# DIRECTIONS FOR THIS TASK
Output all of the entries below precisely as written.

# EXTRACTED DATA
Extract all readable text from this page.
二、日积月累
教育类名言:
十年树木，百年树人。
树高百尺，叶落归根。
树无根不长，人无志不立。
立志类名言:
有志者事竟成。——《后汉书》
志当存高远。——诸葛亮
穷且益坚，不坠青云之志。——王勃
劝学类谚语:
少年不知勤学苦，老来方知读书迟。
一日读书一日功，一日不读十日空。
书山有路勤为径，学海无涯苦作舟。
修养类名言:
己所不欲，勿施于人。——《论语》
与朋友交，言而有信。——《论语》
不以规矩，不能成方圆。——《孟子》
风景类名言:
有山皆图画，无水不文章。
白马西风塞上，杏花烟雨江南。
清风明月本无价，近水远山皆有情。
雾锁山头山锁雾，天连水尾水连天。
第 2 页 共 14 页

# SOLUTION TO THIS PROBLEM
Extract all readable text from this page.
二、日积月累
教育类名言:
十年树木，百年树人。
树高百尺，叶落归根。
树无根不长，人无志不立。
立志类名言:
有志者事竟成。——《后汉书》
志当存高远。——诸葛亮
穷且益坚，不坠青云之志。——王勃
劝学类谚语:
少年不知勤学苦，老来方知读书迟。
一日读书一日功，一日不读十日空。
书山有路勤为径，学海无涯苦作舟。
修养类名言:
己所不欲，勿施于人。——《论语》
与朋友交，言而有信。——《论语》
不以规矩，不能成方圆。——《孟子》
风景类名言:
有山皆图画，无水不文章。
白马西风塞上，杏花烟雨江南。
清风明月本无价，近水远山皆有情。
雾锁山头山锁雾，天连水尾水连天。
第 2 页 共 14 页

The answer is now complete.